● Required task
In how many lines of the data does the word "this" appear? Give the number by itself.

● Records supplied
********************

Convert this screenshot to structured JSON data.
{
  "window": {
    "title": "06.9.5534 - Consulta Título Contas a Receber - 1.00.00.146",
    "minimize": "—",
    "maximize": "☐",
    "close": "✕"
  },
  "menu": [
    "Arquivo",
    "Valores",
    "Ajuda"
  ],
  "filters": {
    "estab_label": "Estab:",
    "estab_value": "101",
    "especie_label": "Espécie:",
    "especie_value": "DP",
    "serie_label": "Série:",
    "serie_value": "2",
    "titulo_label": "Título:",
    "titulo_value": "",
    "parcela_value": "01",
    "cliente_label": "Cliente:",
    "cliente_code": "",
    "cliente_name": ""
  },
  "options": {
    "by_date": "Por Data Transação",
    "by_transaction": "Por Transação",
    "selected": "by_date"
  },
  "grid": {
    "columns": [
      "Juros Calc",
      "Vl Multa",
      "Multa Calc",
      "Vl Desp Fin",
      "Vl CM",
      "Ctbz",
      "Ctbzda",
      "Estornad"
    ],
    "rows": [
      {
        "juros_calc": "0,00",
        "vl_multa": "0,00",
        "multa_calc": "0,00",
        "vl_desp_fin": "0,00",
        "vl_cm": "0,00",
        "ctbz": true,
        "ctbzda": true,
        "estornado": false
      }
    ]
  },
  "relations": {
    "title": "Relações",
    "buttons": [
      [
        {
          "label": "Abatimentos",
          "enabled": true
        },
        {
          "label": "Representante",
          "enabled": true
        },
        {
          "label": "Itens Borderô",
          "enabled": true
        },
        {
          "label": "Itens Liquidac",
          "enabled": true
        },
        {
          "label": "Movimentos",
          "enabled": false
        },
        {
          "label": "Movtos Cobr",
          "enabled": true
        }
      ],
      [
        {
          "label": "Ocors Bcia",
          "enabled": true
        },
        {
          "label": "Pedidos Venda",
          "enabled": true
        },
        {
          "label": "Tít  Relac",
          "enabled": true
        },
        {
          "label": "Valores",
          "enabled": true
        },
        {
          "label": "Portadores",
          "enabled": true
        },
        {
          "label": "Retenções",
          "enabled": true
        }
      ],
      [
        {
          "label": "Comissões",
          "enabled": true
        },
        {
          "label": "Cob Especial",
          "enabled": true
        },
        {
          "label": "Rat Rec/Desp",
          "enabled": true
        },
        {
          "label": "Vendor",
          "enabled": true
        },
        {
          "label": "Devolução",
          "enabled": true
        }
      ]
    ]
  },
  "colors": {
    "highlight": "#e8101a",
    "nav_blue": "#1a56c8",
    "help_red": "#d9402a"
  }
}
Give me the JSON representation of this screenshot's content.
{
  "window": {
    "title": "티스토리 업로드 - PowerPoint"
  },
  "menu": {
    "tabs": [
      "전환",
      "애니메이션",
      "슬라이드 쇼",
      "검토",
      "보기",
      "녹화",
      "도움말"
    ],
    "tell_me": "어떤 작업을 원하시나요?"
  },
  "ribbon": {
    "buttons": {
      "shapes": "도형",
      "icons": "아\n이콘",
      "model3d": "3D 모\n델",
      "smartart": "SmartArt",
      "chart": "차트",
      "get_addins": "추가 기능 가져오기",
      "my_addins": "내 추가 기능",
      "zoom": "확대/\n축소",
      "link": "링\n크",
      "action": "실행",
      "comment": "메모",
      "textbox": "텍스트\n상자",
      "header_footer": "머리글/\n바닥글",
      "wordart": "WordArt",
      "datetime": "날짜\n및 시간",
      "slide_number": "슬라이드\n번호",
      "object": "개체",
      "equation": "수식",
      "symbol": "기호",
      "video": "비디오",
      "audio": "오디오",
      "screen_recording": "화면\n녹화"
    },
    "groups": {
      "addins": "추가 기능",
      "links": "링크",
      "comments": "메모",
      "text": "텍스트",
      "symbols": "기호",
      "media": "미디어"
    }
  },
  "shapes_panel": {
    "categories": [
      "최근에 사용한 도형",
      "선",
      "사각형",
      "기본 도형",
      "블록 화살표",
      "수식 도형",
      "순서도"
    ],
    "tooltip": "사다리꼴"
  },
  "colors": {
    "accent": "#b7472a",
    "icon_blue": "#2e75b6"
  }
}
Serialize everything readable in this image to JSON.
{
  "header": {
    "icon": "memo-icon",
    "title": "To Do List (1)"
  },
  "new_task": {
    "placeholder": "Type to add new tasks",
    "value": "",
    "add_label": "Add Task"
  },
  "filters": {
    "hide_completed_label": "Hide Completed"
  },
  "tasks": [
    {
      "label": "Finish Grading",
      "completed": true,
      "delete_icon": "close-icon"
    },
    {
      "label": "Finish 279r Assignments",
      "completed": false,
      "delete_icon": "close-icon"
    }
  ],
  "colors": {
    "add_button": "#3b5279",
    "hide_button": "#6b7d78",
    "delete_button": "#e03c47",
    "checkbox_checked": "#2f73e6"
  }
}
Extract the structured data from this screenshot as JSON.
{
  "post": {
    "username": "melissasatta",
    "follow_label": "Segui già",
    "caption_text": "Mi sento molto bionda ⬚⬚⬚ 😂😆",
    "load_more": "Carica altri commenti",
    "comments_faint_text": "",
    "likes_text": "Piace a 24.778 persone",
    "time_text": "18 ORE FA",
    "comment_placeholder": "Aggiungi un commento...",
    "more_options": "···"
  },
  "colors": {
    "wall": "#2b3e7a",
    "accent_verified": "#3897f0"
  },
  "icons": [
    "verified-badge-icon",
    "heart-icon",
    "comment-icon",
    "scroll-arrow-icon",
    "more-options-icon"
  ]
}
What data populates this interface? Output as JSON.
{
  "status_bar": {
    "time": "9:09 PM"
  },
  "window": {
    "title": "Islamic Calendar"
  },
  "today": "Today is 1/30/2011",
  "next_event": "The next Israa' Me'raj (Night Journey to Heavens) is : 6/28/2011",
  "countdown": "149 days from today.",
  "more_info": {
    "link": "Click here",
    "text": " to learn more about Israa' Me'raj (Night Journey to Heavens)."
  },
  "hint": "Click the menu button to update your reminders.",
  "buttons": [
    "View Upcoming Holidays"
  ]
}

********************

● Task result
5